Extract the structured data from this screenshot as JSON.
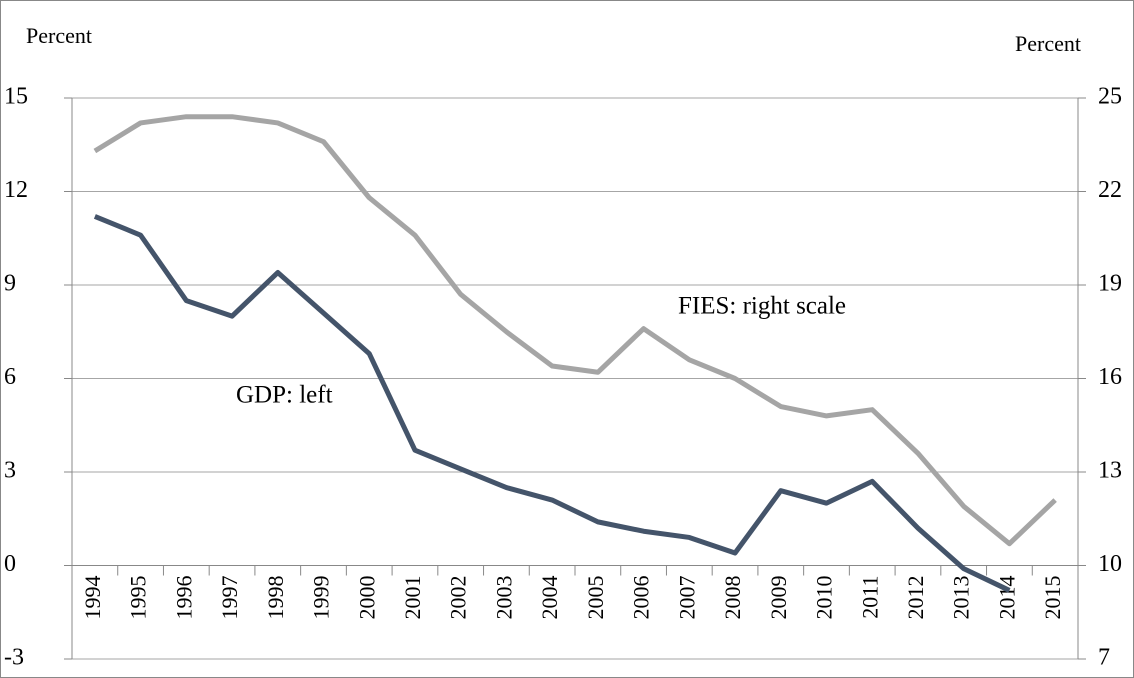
{
  "chart_data": {
    "type": "line",
    "y_label": "Percent",
    "y2_label": "Percent",
    "categories": [
      "1994",
      "1995",
      "1996",
      "1997",
      "1998",
      "1999",
      "2000",
      "2001",
      "2002",
      "2003",
      "2004",
      "2005",
      "2006",
      "2007",
      "2008",
      "2009",
      "2010",
      "2011",
      "2012",
      "2013",
      "2014",
      "2015"
    ],
    "series": [
      {
        "name": "GDP",
        "color": "#44546a",
        "values": [
          11.2,
          10.6,
          8.5,
          8.0,
          9.4,
          8.1,
          6.8,
          3.7,
          3.1,
          2.5,
          2.1,
          1.4,
          1.1,
          0.9,
          0.4,
          2.4,
          2.0,
          2.7,
          1.2,
          -0.1,
          -0.8,
          null
        ]
      },
      {
        "name": "FIES",
        "color": "#a5a5a5",
        "axis": "y2",
        "values": [
          23.3,
          24.2,
          24.4,
          24.4,
          24.2,
          23.6,
          21.8,
          20.6,
          18.7,
          17.5,
          16.4,
          16.2,
          17.6,
          16.6,
          16.0,
          15.1,
          14.8,
          15.0,
          13.6,
          11.9,
          10.7,
          12.1
        ]
      }
    ],
    "annotations": [
      "FIES: right scale",
      "GDP: left"
    ],
    "ylim": [
      -3,
      15
    ],
    "yticks": [
      -3,
      0,
      3,
      6,
      9,
      12,
      15
    ],
    "y2lim": [
      7,
      25
    ],
    "y2ticks": [
      7,
      10,
      13,
      16,
      19,
      22,
      25
    ],
    "grid": true
  }
}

────

__TASK DETAILS__. Copy the material above exactly and drop the pictures.

__EXERCISE RESULT__.
Extract the structured data from this screenshot as JSON.
{
  "chart_data": {
    "type": "line",
    "y_label": "Percent",
    "y2_label": "Percent",
    "categories": [
      "1994",
      "1995",
      "1996",
      "1997",
      "1998",
      "1999",
      "2000",
      "2001",
      "2002",
      "2003",
      "2004",
      "2005",
      "2006",
      "2007",
      "2008",
      "2009",
      "2010",
      "2011",
      "2012",
      "2013",
      "2014",
      "2015"
    ],
    "series": [
      {
        "name": "GDP",
        "color": "#44546a",
        "values": [
          11.2,
          10.6,
          8.5,
          8.0,
          9.4,
          8.1,
          6.8,
          3.7,
          3.1,
          2.5,
          2.1,
          1.4,
          1.1,
          0.9,
          0.4,
          2.4,
          2.0,
          2.7,
          1.2,
          -0.1,
          -0.8,
          null
        ]
      },
      {
        "name": "FIES",
        "color": "#a5a5a5",
        "axis": "y2",
        "values": [
          23.3,
          24.2,
          24.4,
          24.4,
          24.2,
          23.6,
          21.8,
          20.6,
          18.7,
          17.5,
          16.4,
          16.2,
          17.6,
          16.6,
          16.0,
          15.1,
          14.8,
          15.0,
          13.6,
          11.9,
          10.7,
          12.1
        ]
      }
    ],
    "annotations": [
      "FIES: right scale",
      "GDP: left"
    ],
    "ylim": [
      -3,
      15
    ],
    "yticks": [
      -3,
      0,
      3,
      6,
      9,
      12,
      15
    ],
    "y2lim": [
      7,
      25
    ],
    "y2ticks": [
      7,
      10,
      13,
      16,
      19,
      22,
      25
    ],
    "grid": true
  }
}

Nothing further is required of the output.